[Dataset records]

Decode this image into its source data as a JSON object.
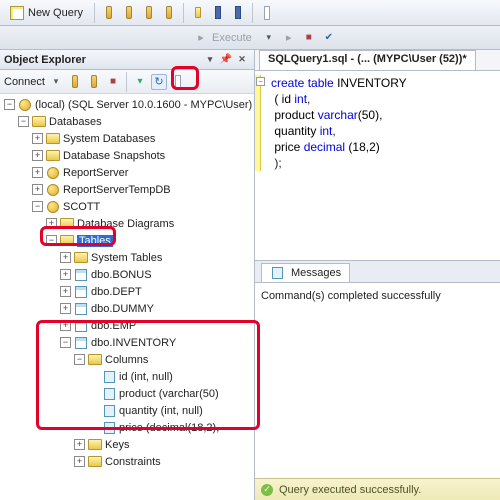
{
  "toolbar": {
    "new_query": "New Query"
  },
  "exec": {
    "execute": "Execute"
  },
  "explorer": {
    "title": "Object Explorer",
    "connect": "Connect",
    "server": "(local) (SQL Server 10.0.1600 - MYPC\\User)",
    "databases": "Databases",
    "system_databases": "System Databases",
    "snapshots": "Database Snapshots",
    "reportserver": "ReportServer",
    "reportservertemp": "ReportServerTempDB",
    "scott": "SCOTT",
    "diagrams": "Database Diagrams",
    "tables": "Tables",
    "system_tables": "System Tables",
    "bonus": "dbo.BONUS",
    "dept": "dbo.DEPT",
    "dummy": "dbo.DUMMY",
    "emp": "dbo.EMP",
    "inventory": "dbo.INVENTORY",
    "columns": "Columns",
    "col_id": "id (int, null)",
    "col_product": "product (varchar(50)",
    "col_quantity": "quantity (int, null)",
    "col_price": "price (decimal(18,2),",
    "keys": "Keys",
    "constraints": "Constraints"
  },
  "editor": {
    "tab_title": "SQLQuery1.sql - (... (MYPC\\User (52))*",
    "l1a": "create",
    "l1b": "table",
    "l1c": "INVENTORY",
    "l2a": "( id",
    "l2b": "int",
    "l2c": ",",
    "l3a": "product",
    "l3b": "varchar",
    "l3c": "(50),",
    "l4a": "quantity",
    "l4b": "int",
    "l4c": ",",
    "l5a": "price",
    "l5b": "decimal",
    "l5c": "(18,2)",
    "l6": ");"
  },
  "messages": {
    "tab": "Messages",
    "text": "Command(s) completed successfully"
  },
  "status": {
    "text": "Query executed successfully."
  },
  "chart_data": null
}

▸ **Task brief**: Reproduce the whole listing word for word, setting aside any pictures.

▸ **The output**:
Decode this image into its source data as a JSON object.
{
  "toolbar": {
    "new_query": "New Query"
  },
  "exec": {
    "execute": "Execute"
  },
  "explorer": {
    "title": "Object Explorer",
    "connect": "Connect",
    "server": "(local) (SQL Server 10.0.1600 - MYPC\\User)",
    "databases": "Databases",
    "system_databases": "System Databases",
    "snapshots": "Database Snapshots",
    "reportserver": "ReportServer",
    "reportservertemp": "ReportServerTempDB",
    "scott": "SCOTT",
    "diagrams": "Database Diagrams",
    "tables": "Tables",
    "system_tables": "System Tables",
    "bonus": "dbo.BONUS",
    "dept": "dbo.DEPT",
    "dummy": "dbo.DUMMY",
    "emp": "dbo.EMP",
    "inventory": "dbo.INVENTORY",
    "columns": "Columns",
    "col_id": "id (int, null)",
    "col_product": "product (varchar(50)",
    "col_quantity": "quantity (int, null)",
    "col_price": "price (decimal(18,2),",
    "keys": "Keys",
    "constraints": "Constraints"
  },
  "editor": {
    "tab_title": "SQLQuery1.sql - (... (MYPC\\User (52))*",
    "l1a": "create",
    "l1b": "table",
    "l1c": "INVENTORY",
    "l2a": "( id",
    "l2b": "int",
    "l2c": ",",
    "l3a": "product",
    "l3b": "varchar",
    "l3c": "(50),",
    "l4a": "quantity",
    "l4b": "int",
    "l4c": ",",
    "l5a": "price",
    "l5b": "decimal",
    "l5c": "(18,2)",
    "l6": ");"
  },
  "messages": {
    "tab": "Messages",
    "text": "Command(s) completed successfully"
  },
  "status": {
    "text": "Query executed successfully."
  },
  "chart_data": null
}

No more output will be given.